EXERCISE REQUIREMENTS =
Select lines where the word "medieforskning" appears.

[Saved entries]

++++++

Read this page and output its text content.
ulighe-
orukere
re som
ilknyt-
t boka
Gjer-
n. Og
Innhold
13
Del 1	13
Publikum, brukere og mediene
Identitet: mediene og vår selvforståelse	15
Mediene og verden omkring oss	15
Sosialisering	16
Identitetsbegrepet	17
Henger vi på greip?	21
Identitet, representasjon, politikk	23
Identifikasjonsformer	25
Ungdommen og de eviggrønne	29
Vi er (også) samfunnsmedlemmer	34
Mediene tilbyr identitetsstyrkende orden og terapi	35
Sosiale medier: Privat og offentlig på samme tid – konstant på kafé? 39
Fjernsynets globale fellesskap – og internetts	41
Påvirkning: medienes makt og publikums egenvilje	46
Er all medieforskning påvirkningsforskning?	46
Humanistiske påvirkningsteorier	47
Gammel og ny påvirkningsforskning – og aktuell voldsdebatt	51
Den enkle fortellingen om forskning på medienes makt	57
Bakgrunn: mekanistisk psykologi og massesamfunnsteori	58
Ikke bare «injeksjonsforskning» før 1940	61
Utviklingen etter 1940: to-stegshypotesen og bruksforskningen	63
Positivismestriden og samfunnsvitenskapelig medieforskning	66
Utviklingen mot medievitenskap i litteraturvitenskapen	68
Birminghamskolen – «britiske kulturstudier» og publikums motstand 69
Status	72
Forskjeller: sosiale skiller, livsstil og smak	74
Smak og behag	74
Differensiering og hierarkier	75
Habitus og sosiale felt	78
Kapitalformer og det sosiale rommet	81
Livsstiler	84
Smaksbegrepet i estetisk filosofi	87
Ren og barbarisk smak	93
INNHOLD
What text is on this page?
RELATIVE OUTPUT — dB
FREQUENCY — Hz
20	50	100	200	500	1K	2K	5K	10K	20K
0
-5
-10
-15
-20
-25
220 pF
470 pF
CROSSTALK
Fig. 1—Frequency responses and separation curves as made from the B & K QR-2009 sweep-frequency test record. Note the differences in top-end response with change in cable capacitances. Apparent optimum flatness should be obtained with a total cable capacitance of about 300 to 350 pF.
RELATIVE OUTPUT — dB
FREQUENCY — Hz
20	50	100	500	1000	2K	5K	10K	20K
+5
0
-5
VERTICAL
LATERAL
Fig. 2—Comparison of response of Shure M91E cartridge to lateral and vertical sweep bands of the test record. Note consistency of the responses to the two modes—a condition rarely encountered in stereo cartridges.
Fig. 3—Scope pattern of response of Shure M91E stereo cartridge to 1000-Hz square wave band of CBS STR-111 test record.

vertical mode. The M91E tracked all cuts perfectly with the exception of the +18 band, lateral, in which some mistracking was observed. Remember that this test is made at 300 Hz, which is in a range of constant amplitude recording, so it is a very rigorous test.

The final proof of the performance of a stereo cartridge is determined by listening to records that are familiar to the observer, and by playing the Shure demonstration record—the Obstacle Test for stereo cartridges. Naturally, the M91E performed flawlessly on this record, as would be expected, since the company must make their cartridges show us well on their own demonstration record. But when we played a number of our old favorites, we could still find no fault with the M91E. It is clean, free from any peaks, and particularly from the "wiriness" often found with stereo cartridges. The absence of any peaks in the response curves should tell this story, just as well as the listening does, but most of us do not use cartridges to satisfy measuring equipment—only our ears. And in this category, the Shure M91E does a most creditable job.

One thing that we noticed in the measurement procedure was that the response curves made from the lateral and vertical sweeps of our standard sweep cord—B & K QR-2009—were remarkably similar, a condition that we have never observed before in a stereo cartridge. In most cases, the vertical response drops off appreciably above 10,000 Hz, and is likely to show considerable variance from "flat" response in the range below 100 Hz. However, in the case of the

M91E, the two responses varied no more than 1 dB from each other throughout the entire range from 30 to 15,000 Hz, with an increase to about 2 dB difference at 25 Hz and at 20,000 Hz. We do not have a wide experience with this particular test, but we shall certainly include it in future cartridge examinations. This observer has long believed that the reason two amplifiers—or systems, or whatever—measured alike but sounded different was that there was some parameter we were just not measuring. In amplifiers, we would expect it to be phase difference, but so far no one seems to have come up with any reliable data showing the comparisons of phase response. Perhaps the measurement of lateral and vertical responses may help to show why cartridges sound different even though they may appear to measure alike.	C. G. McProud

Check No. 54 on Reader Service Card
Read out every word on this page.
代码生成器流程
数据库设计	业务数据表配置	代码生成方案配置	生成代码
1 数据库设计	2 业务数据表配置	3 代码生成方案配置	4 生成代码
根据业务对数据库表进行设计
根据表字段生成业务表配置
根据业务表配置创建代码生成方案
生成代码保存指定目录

++++++

ANSWER =
Er all medieforskning påvirkningsforskning?	46
Positivismestriden og samfunnsvitenskapelig medieforskning	66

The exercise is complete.